* begin ENTRIES SHOWN *

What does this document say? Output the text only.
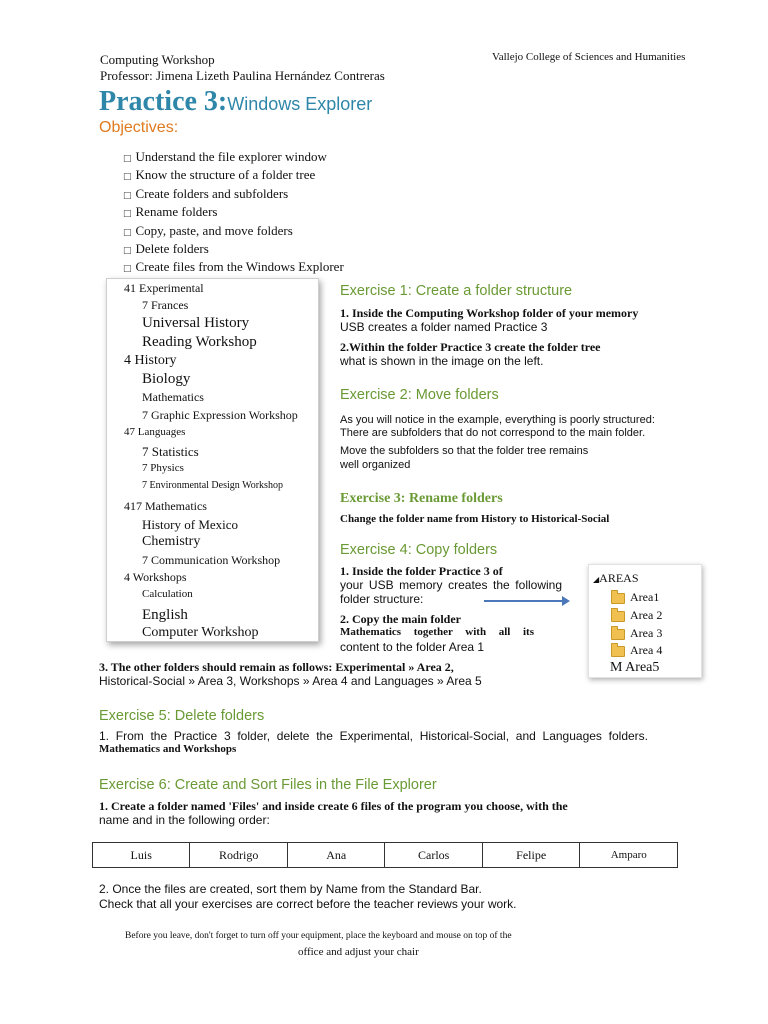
Computing Workshop
Professor: Jimena Lizeth Paulina Hernández Contreras
Vallejo College of Sciences and Humanities
Practice 3:Windows Explorer
Objectives:
□ Understand the file explorer window
□ Know the structure of a folder tree
□ Create folders and subfolders
□ Rename folders
□ Copy, paste, and move folders
□ Delete folders
□ Create files from the Windows Explorer
41 Experimental
7 Frances
Universal History
Reading Workshop
4 History
Biology
Mathematics
7 Graphic Expression Workshop
47 Languages
7 Statistics
7 Physics
7 Environmental Design Workshop
417 Mathematics
History of Mexico
Chemistry
7 Communication Workshop
4 Workshops
Calculation
English
Computer Workshop
Exercise 1: Create a folder structure
1. Inside the Computing Workshop folder of your memory
USB creates a folder named Practice 3
2.Within the folder Practice 3 create the folder tree
what is shown in the image on the left.
Exercise 2: Move folders
As you will notice in the example, everything is poorly structured:
There are subfolders that do not correspond to the main folder.
Move the subfolders so that the folder tree remains
well organized
Exercise 3: Rename folders
Change the folder name from History to Historical-Social
Exercise 4: Copy folders
1. Inside the folder Practice 3 of
your USB memory creates the following
folder structure:
2. Copy the main folder
Mathematics together with all its
content to the folder Area 1
◢AREAS
Area1
Area 2
Area 3
Area 4
M Area5
3. The other folders should remain as follows: Experimental » Area 2,
Historical-Social » Area 3, Workshops » Area 4 and Languages » Area 5
Exercise 5: Delete folders
1. From the Practice 3 folder, delete the Experimental, Historical-Social, and Languages folders.
Mathematics and Workshops
Exercise 6: Create and Sort Files in the File Explorer
1. Create a folder named 'Files' and inside create 6 files of the program you choose, with the
name and in the following order:
Luis	Rodrigo	Ana	Carlos	Felipe	Amparo
2. Once the files are created, sort them by Name from the Standard Bar.
Check that all your exercises are correct before the teacher reviews your work.
Before you leave, don't forget to turn off your equipment, place the keyboard and mouse on top of the
office and adjust your chair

* end ENTRIES SHOWN *

▶ **TASK**
Look for lines containing the string "Languages" and copy them all.

▶ **FINAL RESULT**
47 Languages
Historical-Social » Area 3, Workshops » Area 4 and Languages » Area 5
1. From the Practice 3 folder, delete the Experimental, Historical-Social, and Languages folders.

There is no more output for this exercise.